*** RECORDS TO PROCESS ***

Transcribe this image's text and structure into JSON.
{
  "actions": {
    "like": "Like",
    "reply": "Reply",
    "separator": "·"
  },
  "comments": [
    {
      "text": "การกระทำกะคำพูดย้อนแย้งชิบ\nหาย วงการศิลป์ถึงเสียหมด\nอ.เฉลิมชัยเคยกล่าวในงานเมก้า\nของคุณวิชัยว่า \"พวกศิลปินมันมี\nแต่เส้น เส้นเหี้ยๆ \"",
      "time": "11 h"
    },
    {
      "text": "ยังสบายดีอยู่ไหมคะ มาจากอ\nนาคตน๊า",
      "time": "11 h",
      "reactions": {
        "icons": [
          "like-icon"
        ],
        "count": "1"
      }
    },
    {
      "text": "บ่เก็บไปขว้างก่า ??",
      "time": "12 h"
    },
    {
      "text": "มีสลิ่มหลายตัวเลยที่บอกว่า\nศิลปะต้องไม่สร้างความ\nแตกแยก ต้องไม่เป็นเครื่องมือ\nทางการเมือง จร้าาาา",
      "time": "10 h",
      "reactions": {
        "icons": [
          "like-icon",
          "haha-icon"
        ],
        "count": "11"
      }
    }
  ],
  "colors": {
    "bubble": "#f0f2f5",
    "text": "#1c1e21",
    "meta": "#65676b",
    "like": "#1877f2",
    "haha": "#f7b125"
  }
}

***

- _PROBLEM_:
Restate the data above word for word, please.

- _OUTPUT OF THE EXERCISE_:
Transcribe this image's text and structure into JSON.
{
  "actions": {
    "like": "Like",
    "reply": "Reply",
    "separator": "·"
  },
  "comments": [
    {
      "text": "การกระทำกะคำพูดย้อนแย้งชิบ\nหาย วงการศิลป์ถึงเสียหมด\nอ.เฉลิมชัยเคยกล่าวในงานเมก้า\nของคุณวิชัยว่า \"พวกศิลปินมันมี\nแต่เส้น เส้นเหี้ยๆ \"",
      "time": "11 h"
    },
    {
      "text": "ยังสบายดีอยู่ไหมคะ มาจากอ\nนาคตน๊า",
      "time": "11 h",
      "reactions": {
        "icons": [
          "like-icon"
        ],
        "count": "1"
      }
    },
    {
      "text": "บ่เก็บไปขว้างก่า ??",
      "time": "12 h"
    },
    {
      "text": "มีสลิ่มหลายตัวเลยที่บอกว่า\nศิลปะต้องไม่สร้างความ\nแตกแยก ต้องไม่เป็นเครื่องมือ\nทางการเมือง จร้าาาา",
      "time": "10 h",
      "reactions": {
        "icons": [
          "like-icon",
          "haha-icon"
        ],
        "count": "11"
      }
    }
  ],
  "colors": {
    "bubble": "#f0f2f5",
    "text": "#1c1e21",
    "meta": "#65676b",
    "like": "#1877f2",
    "haha": "#f7b125"
  }
}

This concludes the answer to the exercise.